## Source material
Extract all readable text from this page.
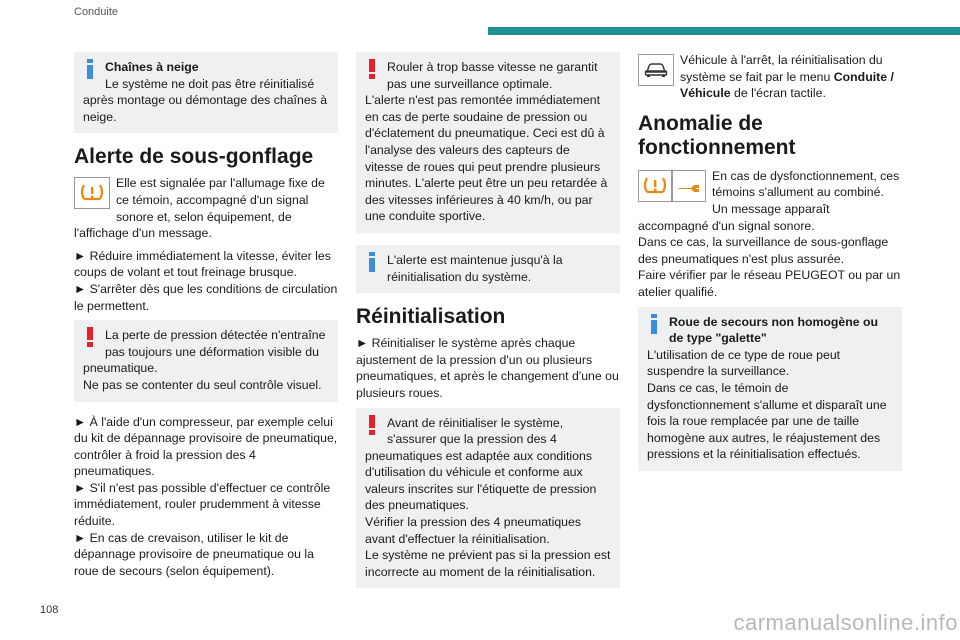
Conduite
Chaînes à neige
Le système ne doit pas être réinitialisé après montage ou démontage des chaînes à neige.
Alerte de sous-gonflage
Elle est signalée par l'allumage fixe de ce témoin, accompagné d'un signal sonore et, selon équipement, de l'affichage d'un message.
► Réduire immédiatement la vitesse, éviter les coups de volant et tout freinage brusque.
► S'arrêter dès que les conditions de circulation le permettent.
La perte de pression détectée n'entraîne pas toujours une déformation visible du pneumatique.
Ne pas se contenter du seul contrôle visuel.
► À l'aide d'un compresseur, par exemple celui du kit de dépannage provisoire de pneumatique, contrôler à froid la pression des 4 pneumatiques.
► S'il n'est pas possible d'effectuer ce contrôle immédiatement, rouler prudemment à vitesse réduite.
► En cas de crevaison, utiliser le kit de dépannage provisoire de pneumatique ou la roue de secours (selon équipement).
Rouler à trop basse vitesse ne garantit pas une surveillance optimale.
L'alerte n'est pas remontée immédiatement en cas de perte soudaine de pression ou d'éclatement du pneumatique. Ceci est dû à l'analyse des valeurs des capteurs de vitesse de roues qui peut prendre plusieurs minutes. L'alerte peut être un peu retardée à des vitesses inférieures à 40 km/h, ou par une conduite sportive.
L'alerte est maintenue jusqu'à la réinitialisation du système.
Réinitialisation
► Réinitialiser le système après chaque ajustement de la pression d'un ou plusieurs pneumatiques, et après le changement d'une ou plusieurs roues.
Avant de réinitialiser le système, s'assurer que la pression des 4 pneumatiques est adaptée aux conditions d'utilisation du véhicule et conforme aux valeurs inscrites sur l'étiquette de pression des pneumatiques.
Vérifier la pression des 4 pneumatiques avant d'effectuer la réinitialisation.
Le système ne prévient pas si la pression est incorrecte au moment de la réinitialisation.
Véhicule à l'arrêt, la réinitialisation du système se fait par le menu Conduite / Véhicule de l'écran tactile.
Anomalie de fonctionnement
En cas de dysfonctionnement, ces témoins s'allument au combiné.
Un message apparaît accompagné d'un signal sonore.
Dans ce cas, la surveillance de sous-gonflage des pneumatiques n'est plus assurée.
Faire vérifier par le réseau PEUGEOT ou par un atelier qualifié.
Roue de secours non homogène ou de type "galette"
L'utilisation de ce type de roue peut suspendre la surveillance.
Dans ce cas, le témoin de dysfonctionnement s'allume et disparaît une fois la roue remplacée par une de taille homogène aux autres, le réajustement des pressions et la réinitialisation effectués.
108	carmanualsonline.info
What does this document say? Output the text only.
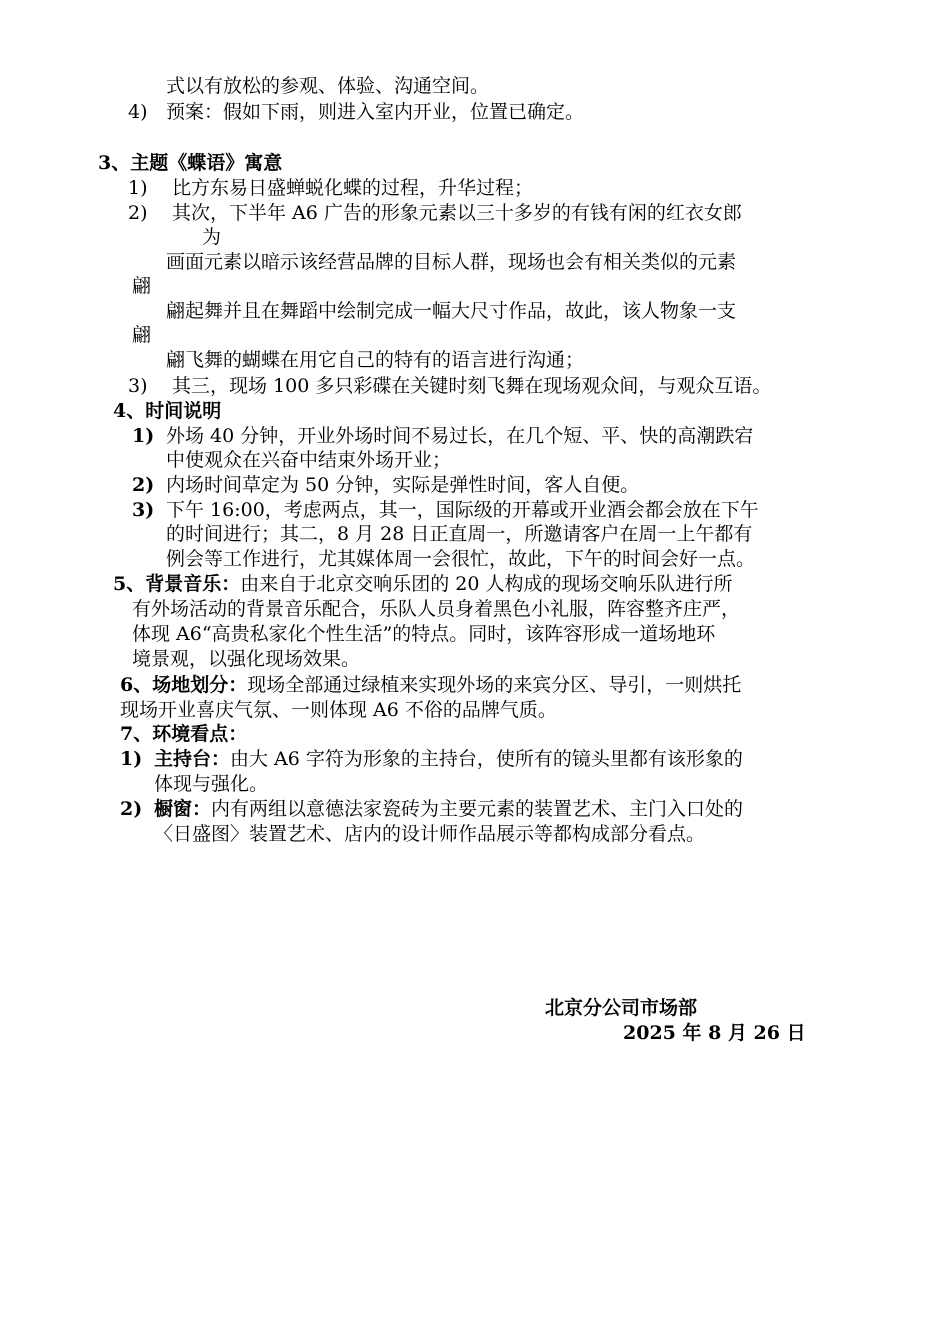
式以有放松的参观、体验、沟通空间。
4) 预案：假如下雨，则进入室内开业，位置已确定。
3、主题《蝶语》寓意
1) 比方东易日盛蝉蜕化蝶的过程，升华过程；
2) 其次，下半年 A6 广告的形象元素以三十多岁的有钱有闲的红衣女郎
为
画面元素以暗示该经营品牌的目标人群，现场也会有相关类似的元素
翩
翩起舞并且在舞蹈中绘制完成一幅大尺寸作品，故此，该人物象一支
翩
翩飞舞的蝴蝶在用它自己的特有的语言进行沟通；
3) 其三，现场 100 多只彩碟在关键时刻飞舞在现场观众间，与观众互语。
4、时间说明
1) 外场 40 分钟，开业外场时间不易过长，在几个短、平、快的高潮跌宕
中使观众在兴奋中结束外场开业；
2) 内场时间草定为 50 分钟，实际是弹性时间，客人自便。
3) 下午 16:00，考虑两点，其一，国际级的开幕或开业酒会都会放在下午
的时间进行；其二，8 月 28 日正直周一，所邀请客户在周一上午都有
例会等工作进行，尤其媒体周一会很忙，故此，下午的时间会好一点。
5、背景音乐：由来自于北京交响乐团的 20 人构成的现场交响乐队进行所
有外场活动的背景音乐配合，乐队人员身着黑色小礼服，阵容整齐庄严，
体现 A6“高贵私家化个性生活”的特点。同时，该阵容形成一道场地环
境景观，以强化现场效果。
6、场地划分：现场全部通过绿植来实现外场的来宾分区、导引，一则烘托
现场开业喜庆气氛、一则体现 A6 不俗的品牌气质。
7、环境看点：
1) 主持台：由大 A6 字符为形象的主持台，使所有的镜头里都有该形象的
体现与强化。
2) 橱窗：内有两组以意德法家瓷砖为主要元素的装置艺术、主门入口处的
〈日盛图〉装置艺术、店内的设计师作品展示等都构成部分看点。
北京分公司市场部
2025 年 8 月 26 日
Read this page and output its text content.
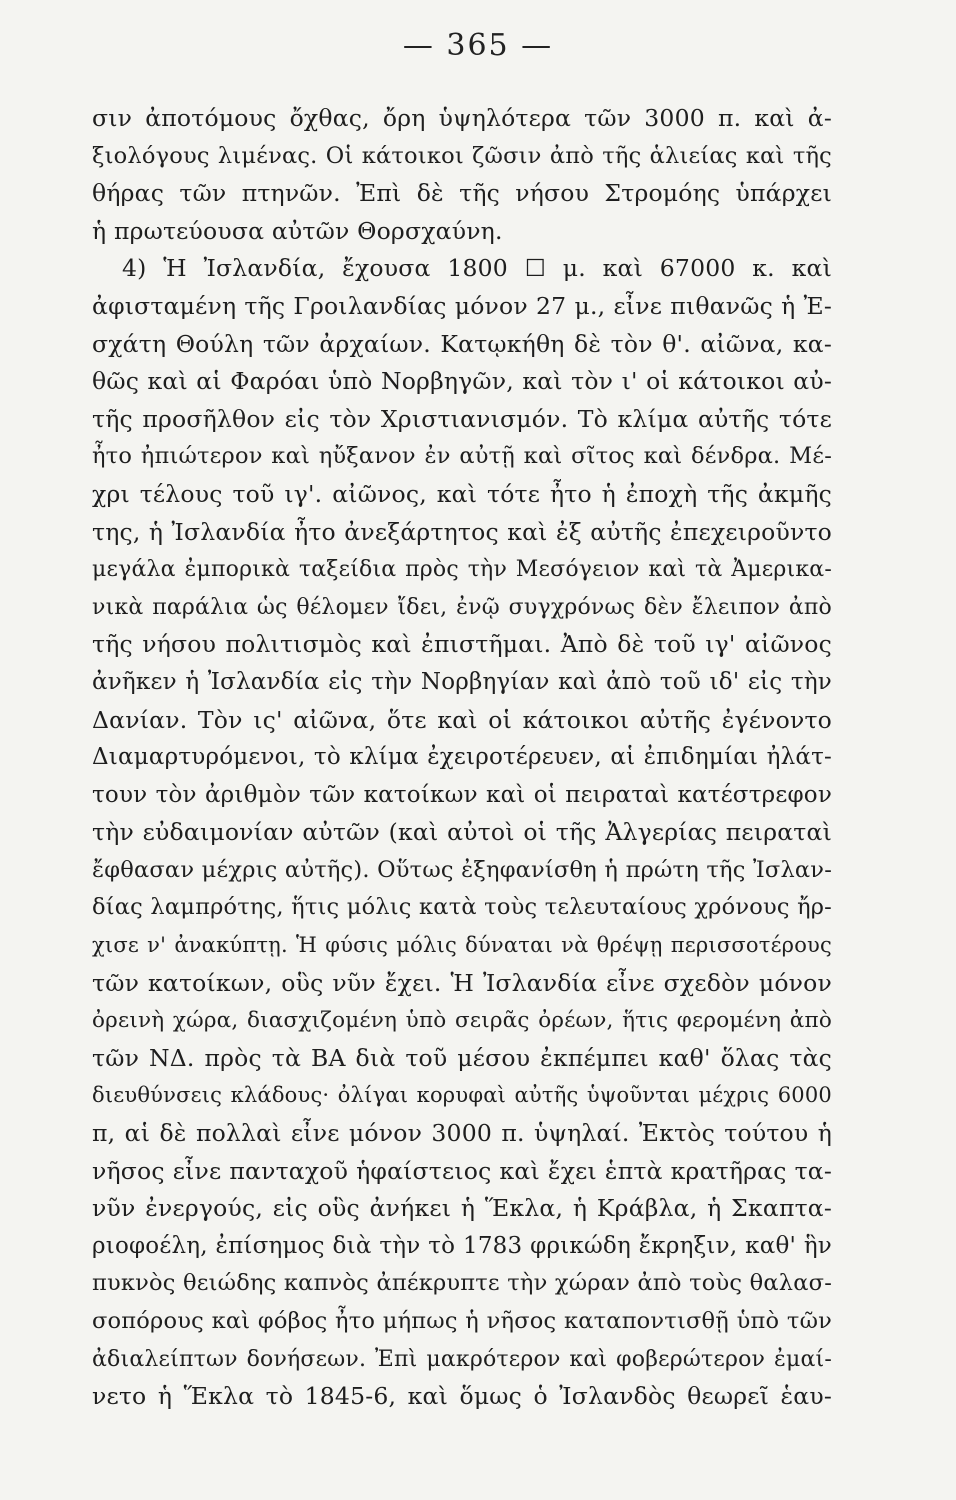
— 365 —
σιν ἀποτόμους ὄχθας, ὄρη ὑψηλότερα τῶν 3000 π. καὶ ἀ-
ξιολόγους λιμένας. Οἱ κάτοικοι ζῶσιν ἀπὸ τῆς ἁλιείας καὶ τῆς
θήρας τῶν πτηνῶν. Ἐπὶ δὲ τῆς νήσου Στρομόης ὑπάρχει
ἡ πρωτεύουσα αὐτῶν Θορσχαύνη.
4) Ἡ Ἰσλανδία, ἔχουσα 1800 ☐ μ. καὶ 67000 κ. καὶ
ἀφισταμένη τῆς Γροιλανδίας μόνον 27 μ., εἶνε πιθανῶς ἡ Ἐ-
σχάτη Θούλη τῶν ἀρχαίων. Κατῳκήθη δὲ τὸν θ'. αἰῶνα, κα-
θῶς καὶ αἱ Φαρόαι ὑπὸ Νορβηγῶν, καὶ τὸν ι' οἱ κάτοικοι αὐ-
τῆς προσῆλθον εἰς τὸν Χριστιανισμόν. Τὸ κλίμα αὐτῆς τότε
ἦτο ἠπιώτερον καὶ ηὔξανον ἐν αὐτῇ καὶ σῖτος καὶ δένδρα. Μέ-
χρι τέλους τοῦ ιγ'. αἰῶνος, καὶ τότε ἦτο ἡ ἐποχὴ τῆς ἀκμῆς
της, ἡ Ἰσλανδία ἦτο ἀνεξάρτητος καὶ ἐξ αὐτῆς ἐπεχειροῦντο
μεγάλα ἐμπορικὰ ταξείδια πρὸς τὴν Μεσόγειον καὶ τὰ Ἀμερικα-
νικὰ παράλια ὡς θέλομεν ἴδει, ἐνῷ συγχρόνως δὲν ἔλειπον ἀπὸ
τῆς νήσου πολιτισμὸς καὶ ἐπιστῆμαι. Ἀπὸ δὲ τοῦ ιγ' αἰῶνος
ἀνῆκεν ἡ Ἰσλανδία εἰς τὴν Νορβηγίαν καὶ ἀπὸ τοῦ ιδ' εἰς τὴν
Δανίαν. Τὸν ις' αἰῶνα, ὅτε καὶ οἱ κάτοικοι αὐτῆς ἐγένοντο
Διαμαρτυρόμενοι, τὸ κλίμα ἐχειροτέρευεν, αἱ ἐπιδημίαι ἠλάτ-
τουν τὸν ἀριθμὸν τῶν κατοίκων καὶ οἱ πειραταὶ κατέστρεφον
τὴν εὐδαιμονίαν αὐτῶν (καὶ αὐτοὶ οἱ τῆς Ἀλγερίας πειραταὶ
ἔφθασαν μέχρις αὐτῆς). Οὕτως ἐξηφανίσθη ἡ πρώτη τῆς Ἰσλαν-
δίας λαμπρότης, ἥτις μόλις κατὰ τοὺς τελευταίους χρόνους ἤρ-
χισε ν' ἀνακύπτῃ. Ἡ φύσις μόλις δύναται νὰ θρέψῃ περισσοτέρους
τῶν κατοίκων, οὓς νῦν ἔχει. Ἡ Ἰσλανδία εἶνε σχεδὸν μόνον
ὀρεινὴ χώρα, διασχιζομένη ὑπὸ σειρᾶς ὀρέων, ἥτις φερομένη ἀπὸ
τῶν ΝΔ. πρὸς τὰ ΒΑ διὰ τοῦ μέσου ἐκπέμπει καθ' ὅλας τὰς
διευθύνσεις κλάδους· ὀλίγαι κορυφαὶ αὐτῆς ὑψοῦνται μέχρις 6000
π, αἱ δὲ πολλαὶ εἶνε μόνον 3000 π. ὑψηλαί. Ἐκτὸς τούτου ἡ
νῆσος εἶνε πανταχοῦ ἡφαίστειος καὶ ἔχει ἑπτὰ κρατῆρας τα-
νῦν ἐνεργούς, εἰς οὓς ἀνήκει ἡ Ἕκλα, ἡ Κράβλα, ἡ Σκαπτα-
ριοφοέλη, ἐπίσημος διὰ τὴν τὸ 1783 φρικώδη ἔκρηξιν, καθ' ἣν
πυκνὸς θειώδης καπνὸς ἀπέκρυπτε τὴν χώραν ἀπὸ τοὺς θαλασ-
σοπόρους καὶ φόβος ἦτο μήπως ἡ νῆσος καταποντισθῇ ὑπὸ τῶν
ἀδιαλείπτων δονήσεων. Ἐπὶ μακρότερον καὶ φοβερώτερον ἐμαί-
νετο ἡ Ἕκλα τὸ 1845-6, καὶ ὅμως ὁ Ἰσλανδὸς θεωρεῖ ἑαυ-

## Aim
Scan the material above. Extract every line in which the word "roues" occurs.

## Reply
L'alerte n'est pas remontée immédiatement en cas de perte soudaine de pression ou d'éclatement du pneumatique. Ceci est dû à l'analyse des valeurs des capteurs de vitesse de roues qui peut prendre plusieurs minutes. L'alerte peut être un peu retardée à des vitesses inférieures à 40 km/h, ou par une conduite sportive.
► Réinitialiser le système après chaque ajustement de la pression d'un ou plusieurs pneumatiques, et après le changement d'une ou plusieurs roues.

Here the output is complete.